/---

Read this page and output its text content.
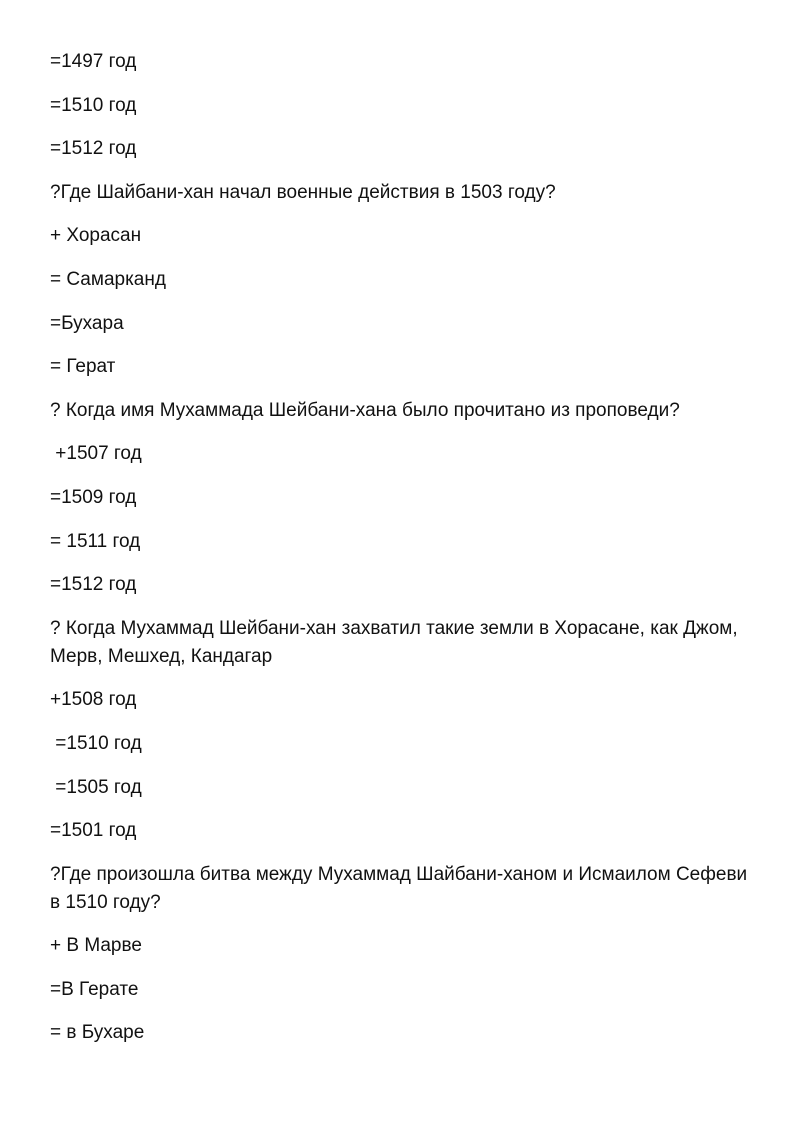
=1497 год
=1510 год
=1512 год
?Где Шайбани-хан начал военные действия в 1503 году?
+ Хорасан
= Самарканд
=Бухара
= Герат
? Когда имя Мухаммада Шейбани-хана было прочитано из проповеди?
+1507 год
=1509 год
= 1511 год
=1512 год
? Когда Мухаммад Шейбани-хан захватил такие земли в Хорасане, как Джом, Мерв, Мешхед, Кандагар
+1508 год
=1510 год
=1505 год
=1501 год
?Где произошла битва между Мухаммад Шайбани-ханом и Исмаилом Сефеви в 1510 году?
+ В Марве
=В Герате
= в Бухаре
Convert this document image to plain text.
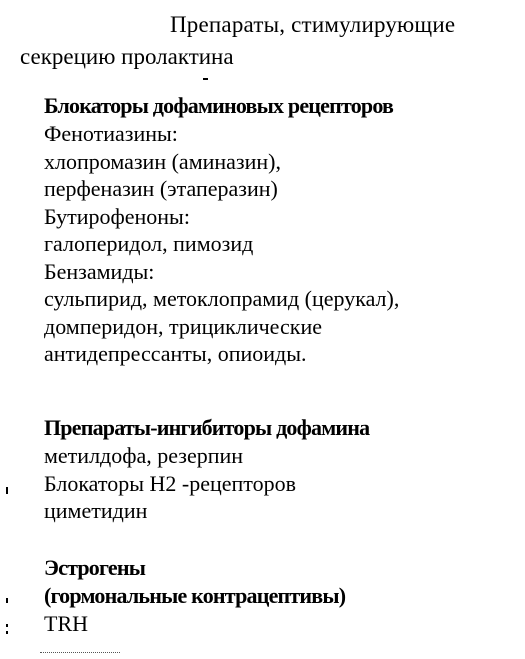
Препараты, стимулирующие
секрецию пролактина
Блокаторы дофаминовых рецепторов
Фенотиазины:
хлопромазин (аминазин),
перфеназин (этаперазин)
Бутирофеноны:
галоперидол, пимозид
Бензамиды:
сульпирид, метоклопрамид (церукал),
домперидон, трициклические
антидепрессанты, опиоиды.
Препараты-ингибиторы дофамина
метилдофа, резерпин
Блокаторы Н2 -рецепторов
циметидин
Эстрогены
(гормональные контрацептивы)
TRH
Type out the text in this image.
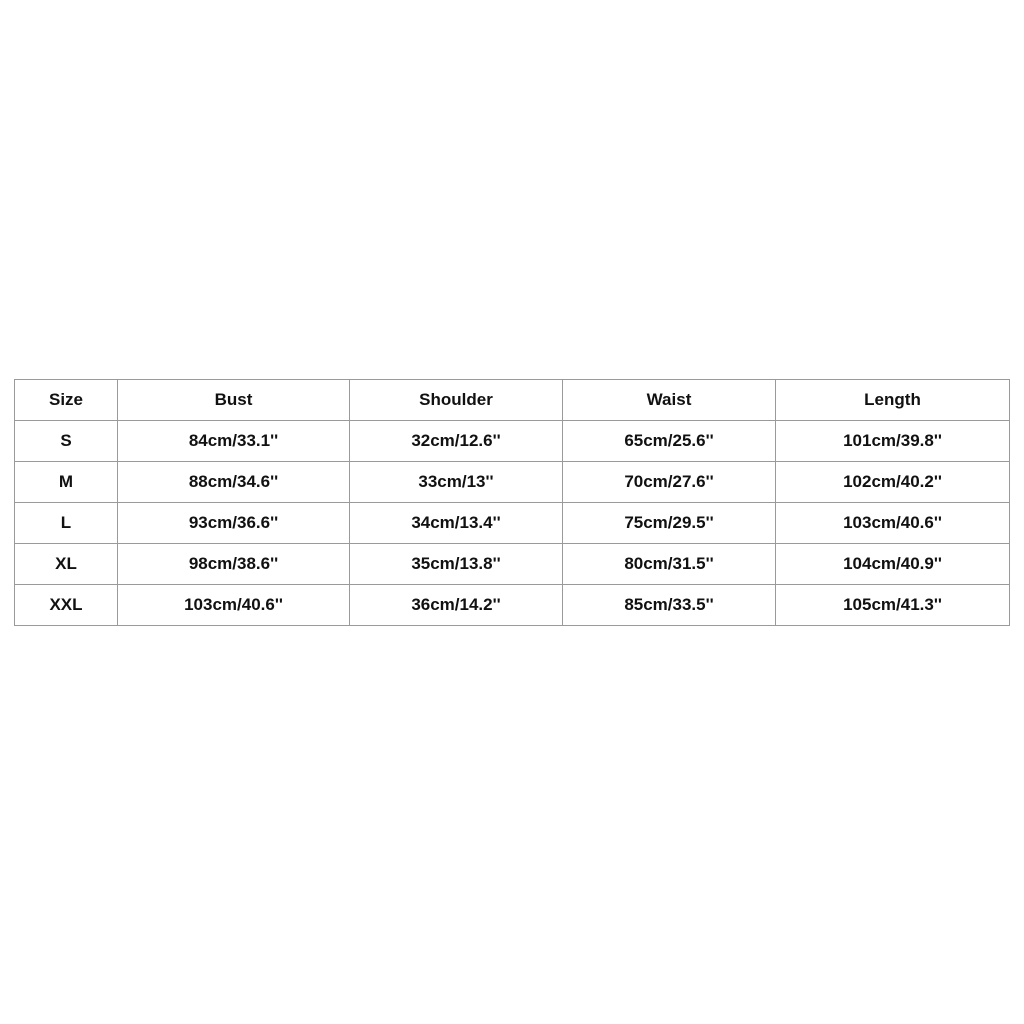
Size	Bust	Shoulder	Waist	Length
S	84cm/33.1''	32cm/12.6''	65cm/25.6''	101cm/39.8''
M	88cm/34.6''	33cm/13''	70cm/27.6''	102cm/40.2''
L	93cm/36.6''	34cm/13.4''	75cm/29.5''	103cm/40.6''
XL	98cm/38.6''	35cm/13.8''	80cm/31.5''	104cm/40.9''
XXL	103cm/40.6''	36cm/14.2''	85cm/33.5''	105cm/41.3''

\---

Aim: Report each line of the material above where the word "Когда" appears.

Exercise solution:
? Когда имя Мухаммада Шейбани-хана было прочитано из проповеди?
? Когда Мухаммад Шейбани-хан захватил такие земли в Хорасане, как Джом, Мерв, Мешхед, Кандагар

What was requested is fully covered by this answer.